§ **WHAT THIS TASK INVOLVES**:
Keep only the lines of the data below that contain "paſſim", and copy them.

§ **Collection entries**:
<<<<

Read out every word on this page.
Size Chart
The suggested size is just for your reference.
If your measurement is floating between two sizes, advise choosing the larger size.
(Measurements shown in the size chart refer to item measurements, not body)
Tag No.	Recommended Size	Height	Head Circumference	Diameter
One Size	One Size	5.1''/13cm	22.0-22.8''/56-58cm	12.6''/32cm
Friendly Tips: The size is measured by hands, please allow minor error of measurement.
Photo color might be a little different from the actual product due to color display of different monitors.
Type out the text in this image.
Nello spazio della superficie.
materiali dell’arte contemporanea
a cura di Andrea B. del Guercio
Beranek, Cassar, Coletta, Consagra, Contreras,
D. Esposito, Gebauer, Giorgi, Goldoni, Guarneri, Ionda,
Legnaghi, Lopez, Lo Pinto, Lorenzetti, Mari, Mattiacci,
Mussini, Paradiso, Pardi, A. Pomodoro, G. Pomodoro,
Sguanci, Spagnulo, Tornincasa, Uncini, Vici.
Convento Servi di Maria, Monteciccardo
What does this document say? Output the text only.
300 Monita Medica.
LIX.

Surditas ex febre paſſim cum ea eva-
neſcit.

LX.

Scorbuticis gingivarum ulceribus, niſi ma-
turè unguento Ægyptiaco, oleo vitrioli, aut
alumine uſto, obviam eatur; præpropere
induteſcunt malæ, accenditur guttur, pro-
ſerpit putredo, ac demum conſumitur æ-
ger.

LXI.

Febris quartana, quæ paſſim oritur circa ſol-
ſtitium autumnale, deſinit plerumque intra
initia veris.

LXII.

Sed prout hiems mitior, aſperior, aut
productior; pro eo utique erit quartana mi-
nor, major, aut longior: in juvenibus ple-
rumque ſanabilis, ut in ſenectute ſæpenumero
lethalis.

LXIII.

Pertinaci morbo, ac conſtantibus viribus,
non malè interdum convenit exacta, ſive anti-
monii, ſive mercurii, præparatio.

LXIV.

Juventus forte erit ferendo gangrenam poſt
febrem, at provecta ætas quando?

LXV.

>>>>

§ **EXERCISE RESULT**:
Surditas ex febre paſſim cum ea eva-
Febris quartana, quæ paſſim oritur circa ſol-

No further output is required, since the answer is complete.